** Figure record extracts **

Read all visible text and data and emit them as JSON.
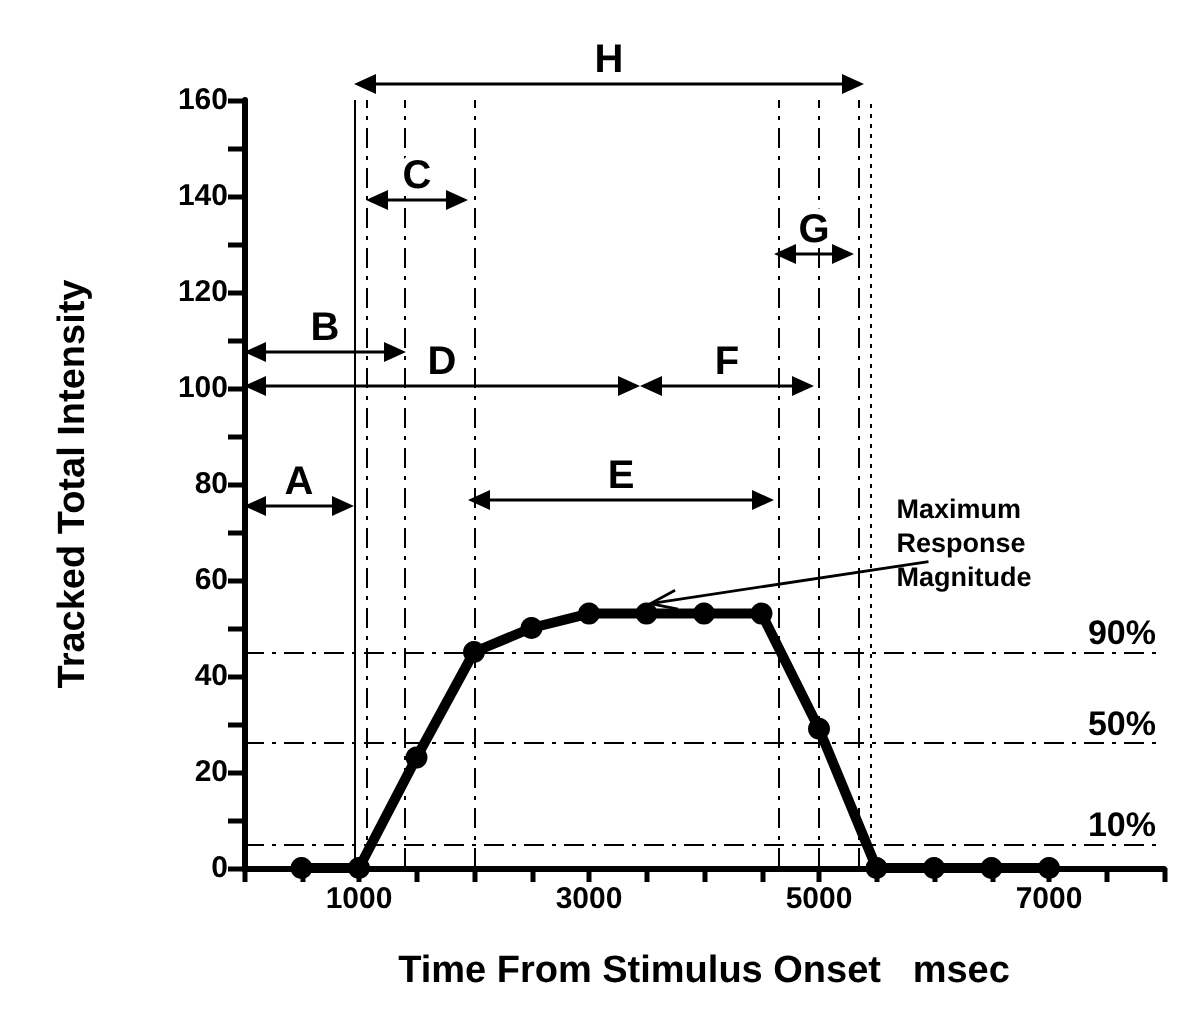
{
  "chart_data": {
    "type": "line",
    "xlabel": "Time From Stimulus Onset   msec",
    "ylabel": "Tracked Total Intensity",
    "x": [
      500,
      1000,
      1500,
      2000,
      2500,
      3000,
      3500,
      4000,
      4500,
      5000,
      5500,
      6000,
      6500,
      7000
    ],
    "series": [
      {
        "color": "#000000",
        "values": [
          0,
          0,
          23,
          45,
          50,
          53,
          53,
          53,
          53,
          29,
          0,
          0,
          0,
          0
        ]
      }
    ],
    "marker": "circle",
    "line_style": "solid",
    "grid": false,
    "xlim": [
      0,
      8000
    ],
    "xticks": [
      {
        "value": 0,
        "label": null
      },
      {
        "value": 500,
        "label": null
      },
      1000,
      {
        "value": 1500,
        "label": null
      },
      {
        "value": 2000,
        "label": null
      },
      {
        "value": 2500,
        "label": null
      },
      3000,
      {
        "value": 3500,
        "label": null
      },
      {
        "value": 4000,
        "label": null
      },
      {
        "value": 4500,
        "label": null
      },
      5000,
      {
        "value": 5500,
        "label": null
      },
      {
        "value": 6000,
        "label": null
      },
      {
        "value": 6500,
        "label": null
      },
      7000,
      {
        "value": 7500,
        "label": null
      },
      {
        "value": 8000,
        "label": null
      }
    ],
    "ylim": [
      0,
      160
    ],
    "yticks": [
      0,
      {
        "value": 10,
        "label": null
      },
      20,
      {
        "value": 30,
        "label": null
      },
      40,
      {
        "value": 50,
        "label": null
      },
      60,
      {
        "value": 70,
        "label": null
      },
      80,
      {
        "value": 90,
        "label": null
      },
      100,
      {
        "value": 110,
        "label": null
      },
      120,
      {
        "value": 130,
        "label": null
      },
      140,
      {
        "value": 150,
        "label": null
      },
      160
    ],
    "ref_lines": [
      {
        "axis": "y",
        "value": 45,
        "line_style": "dashed"
      },
      {
        "axis": "y",
        "value": 26,
        "line_style": "dashed"
      },
      {
        "axis": "y",
        "value": 5,
        "line_style": "dashed"
      },
      {
        "axis": "x",
        "value": 960,
        "line_style": "solid"
      },
      {
        "axis": "x",
        "value": 1070,
        "line_style": "dashed"
      },
      {
        "axis": "x",
        "value": 1400,
        "line_style": "dashed"
      },
      {
        "axis": "x",
        "value": 2000,
        "line_style": "dashed"
      },
      {
        "axis": "x",
        "value": 4650,
        "line_style": "dashed"
      },
      {
        "axis": "x",
        "value": 5000,
        "line_style": "dashed"
      },
      {
        "axis": "x",
        "value": 5350,
        "line_style": "dashed"
      },
      {
        "axis": "x",
        "value": 5440,
        "line_style": "dotted"
      }
    ],
    "annotations": [
      "A",
      "B",
      "C",
      "D",
      "E",
      "F",
      "G",
      "H",
      "90%",
      "50%",
      "10%",
      {
        "text": "Maximum\nResponse\nMagnitude",
        "x": 3500,
        "y": 53
      }
    ]
  }
}
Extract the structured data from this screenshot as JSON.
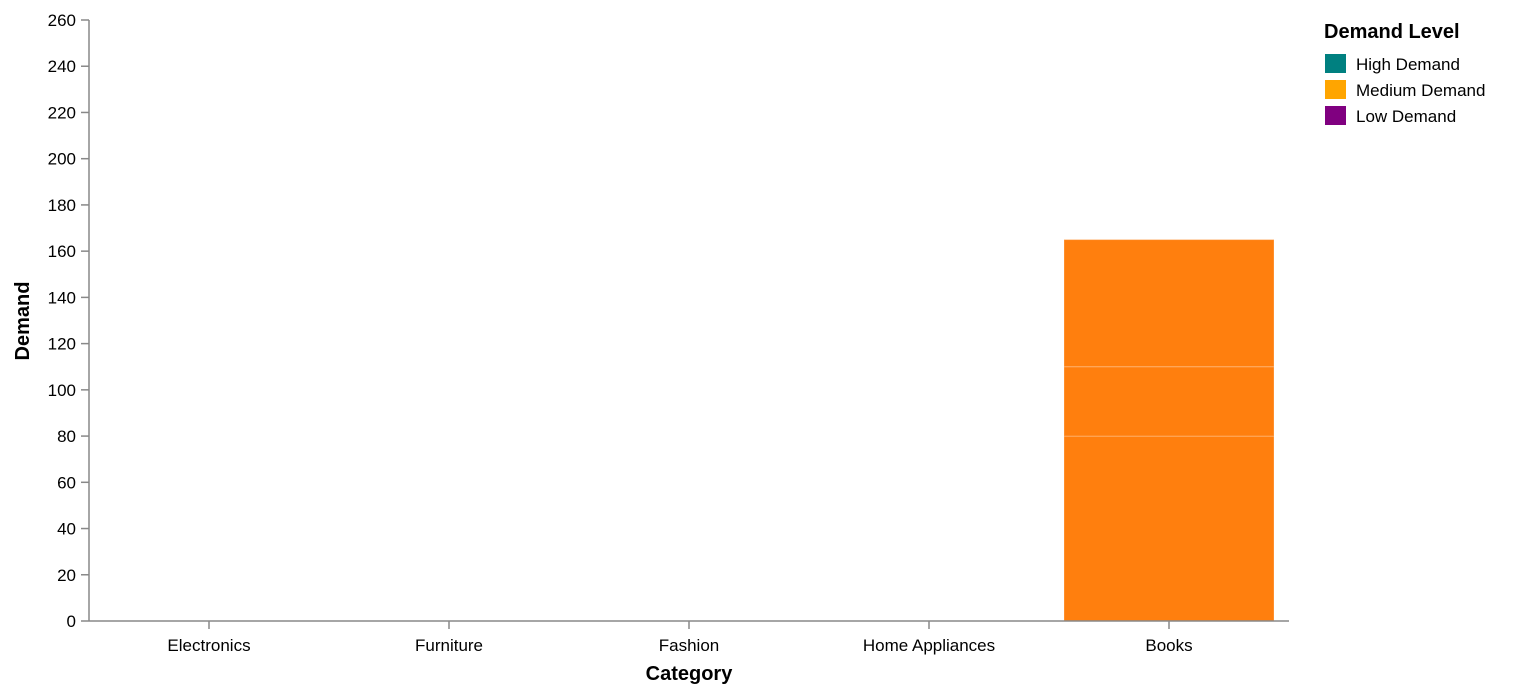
{
  "chart_data": {
    "type": "bar",
    "stacked": true,
    "xlabel": "Category",
    "ylabel": "Demand",
    "categories": [
      "Electronics",
      "Furniture",
      "Fashion",
      "Home Appliances",
      "Books"
    ],
    "y_ticks": [
      0,
      20,
      40,
      60,
      80,
      100,
      120,
      140,
      160,
      180,
      200,
      220,
      240,
      260
    ],
    "ylim": [
      0,
      260
    ],
    "grid": false,
    "legend": {
      "title": "Demand Level",
      "placement": "top-right",
      "entries": [
        {
          "label": "High Demand",
          "color": "#008080"
        },
        {
          "label": "Medium Demand",
          "color": "#FFA500"
        },
        {
          "label": "Low Demand",
          "color": "#800080"
        }
      ]
    },
    "bar_color": "#FF7F0E",
    "segments": [
      {
        "category": "Books",
        "start": 0,
        "end": 80
      },
      {
        "category": "Books",
        "start": 80,
        "end": 110
      },
      {
        "category": "Books",
        "start": 110,
        "end": 165
      }
    ]
  }
}
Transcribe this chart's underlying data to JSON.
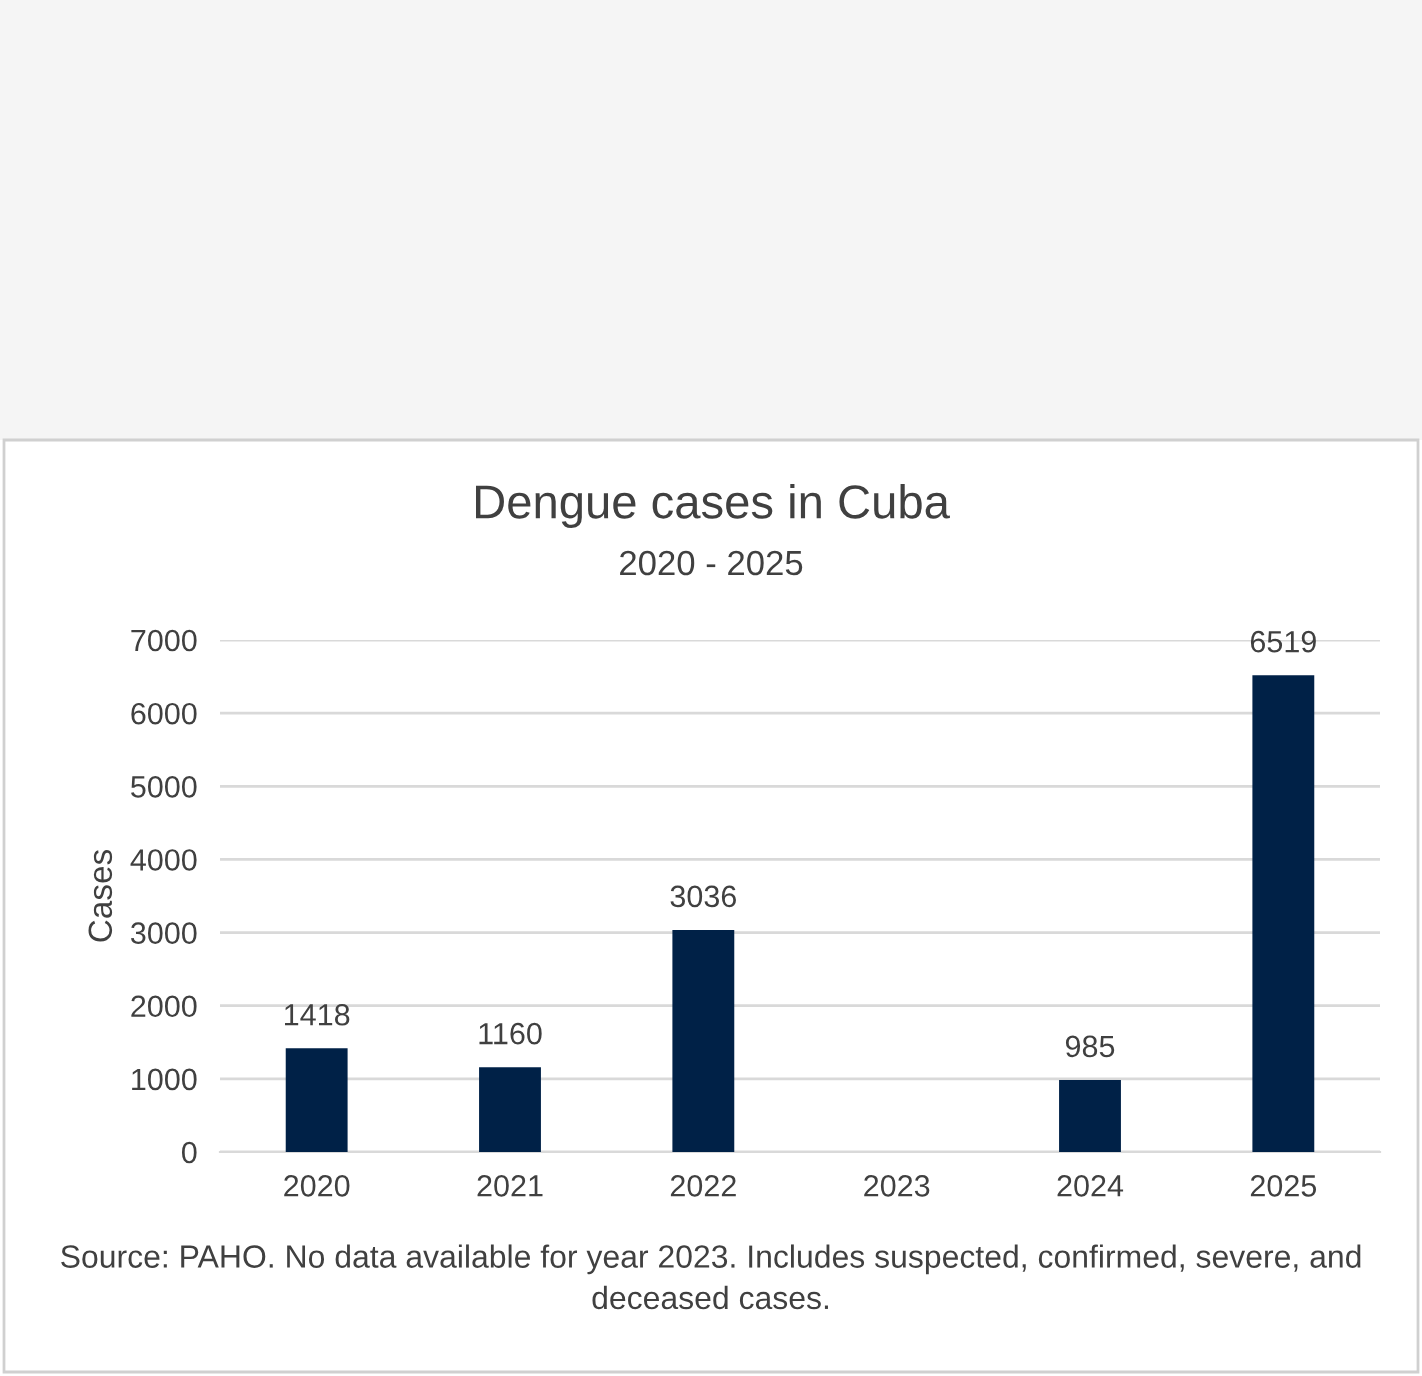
{
  "chart_data": {
    "type": "bar",
    "title": "Dengue cases in Cuba",
    "subtitle": "2020 - 2025",
    "ylabel": "Cases",
    "categories": [
      "2020",
      "2021",
      "2022",
      "2023",
      "2024",
      "2025"
    ],
    "values": [
      1418,
      1160,
      3036,
      null,
      985,
      6519
    ],
    "color": "#002147",
    "ylim": [
      0,
      7000
    ],
    "yticks": [
      0,
      1000,
      2000,
      3000,
      4000,
      5000,
      6000,
      7000
    ],
    "grid": "y",
    "data_labels": true,
    "annotations": [
      "Source: PAHO. No data available for year 2023. Includes suspected, confirmed, severe, and deceased cases."
    ]
  }
}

** WHAT TO DO **
Each entry must be retyped word for word, with every image omitted.

** SOLUTION BELOW **
Read all visible text and data and emit them as JSON.
{
  "chart_data": {
    "type": "line",
    "xlabel": "Time From Stimulus Onset   msec",
    "ylabel": "Tracked Total Intensity",
    "x": [
      500,
      1000,
      1500,
      2000,
      2500,
      3000,
      3500,
      4000,
      4500,
      5000,
      5500,
      6000,
      6500,
      7000
    ],
    "series": [
      {
        "color": "#000000",
        "values": [
          0,
          0,
          23,
          45,
          50,
          53,
          53,
          53,
          53,
          29,
          0,
          0,
          0,
          0
        ]
      }
    ],
    "marker": "circle",
    "line_style": "solid",
    "grid": false,
    "xlim": [
      0,
      8000
    ],
    "xticks": [
      {
        "value": 0,
        "label": null
      },
      {
        "value": 500,
        "label": null
      },
      1000,
      {
        "value": 1500,
        "label": null
      },
      {
        "value": 2000,
        "label": null
      },
      {
        "value": 2500,
        "label": null
      },
      3000,
      {
        "value": 3500,
        "label": null
      },
      {
        "value": 4000,
        "label": null
      },
      {
        "value": 4500,
        "label": null
      },
      5000,
      {
        "value": 5500,
        "label": null
      },
      {
        "value": 6000,
        "label": null
      },
      {
        "value": 6500,
        "label": null
      },
      7000,
      {
        "value": 7500,
        "label": null
      },
      {
        "value": 8000,
        "label": null
      }
    ],
    "ylim": [
      0,
      160
    ],
    "yticks": [
      0,
      {
        "value": 10,
        "label": null
      },
      20,
      {
        "value": 30,
        "label": null
      },
      40,
      {
        "value": 50,
        "label": null
      },
      60,
      {
        "value": 70,
        "label": null
      },
      80,
      {
        "value": 90,
        "label": null
      },
      100,
      {
        "value": 110,
        "label": null
      },
      120,
      {
        "value": 130,
        "label": null
      },
      140,
      {
        "value": 150,
        "label": null
      },
      160
    ],
    "ref_lines": [
      {
        "axis": "y",
        "value": 45,
        "line_style": "dashed"
      },
      {
        "axis": "y",
        "value": 26,
        "line_style": "dashed"
      },
      {
        "axis": "y",
        "value": 5,
        "line_style": "dashed"
      },
      {
        "axis": "x",
        "value": 960,
        "line_style": "solid"
      },
      {
        "axis": "x",
        "value": 1070,
        "line_style": "dashed"
      },
      {
        "axis": "x",
        "value": 1400,
        "line_style": "dashed"
      },
      {
        "axis": "x",
        "value": 2000,
        "line_style": "dashed"
      },
      {
        "axis": "x",
        "value": 4650,
        "line_style": "dashed"
      },
      {
        "axis": "x",
        "value": 5000,
        "line_style": "dashed"
      },
      {
        "axis": "x",
        "value": 5350,
        "line_style": "dashed"
      },
      {
        "axis": "x",
        "value": 5440,
        "line_style": "dotted"
      }
    ],
    "annotations": [
      "A",
      "B",
      "C",
      "D",
      "E",
      "F",
      "G",
      "H",
      "90%",
      "50%",
      "10%",
      {
        "text": "Maximum\nResponse\nMagnitude",
        "x": 3500,
        "y": 53
      }
    ]
  }
}
Extract the structured data from this screenshot as JSON.
{
  "chart_data": {
    "type": "bar",
    "stacked": true,
    "xlabel": "Category",
    "ylabel": "Demand",
    "categories": [
      "Electronics",
      "Furniture",
      "Fashion",
      "Home Appliances",
      "Books"
    ],
    "y_ticks": [
      0,
      20,
      40,
      60,
      80,
      100,
      120,
      140,
      160,
      180,
      200,
      220,
      240,
      260
    ],
    "ylim": [
      0,
      260
    ],
    "grid": false,
    "legend": {
      "title": "Demand Level",
      "placement": "top-right",
      "entries": [
        {
          "label": "High Demand",
          "color": "#008080"
        },
        {
          "label": "Medium Demand",
          "color": "#FFA500"
        },
        {
          "label": "Low Demand",
          "color": "#800080"
        }
      ]
    },
    "bar_color": "#FF7F0E",
    "segments": [
      {
        "category": "Books",
        "start": 0,
        "end": 80
      },
      {
        "category": "Books",
        "start": 80,
        "end": 110
      },
      {
        "category": "Books",
        "start": 110,
        "end": 165
      }
    ]
  }
}
Transcribe this chart's underlying data to JSON.
{
  "chart_data": {
    "type": "bar",
    "title": "Dengue cases in Cuba",
    "subtitle": "2020 - 2025",
    "ylabel": "Cases",
    "categories": [
      "2020",
      "2021",
      "2022",
      "2023",
      "2024",
      "2025"
    ],
    "values": [
      1418,
      1160,
      3036,
      null,
      985,
      6519
    ],
    "color": "#002147",
    "ylim": [
      0,
      7000
    ],
    "yticks": [
      0,
      1000,
      2000,
      3000,
      4000,
      5000,
      6000,
      7000
    ],
    "grid": "y",
    "data_labels": true,
    "annotations": [
      "Source: PAHO. No data available for year 2023. Includes suspected, confirmed, severe, and deceased cases."
    ]
  }
}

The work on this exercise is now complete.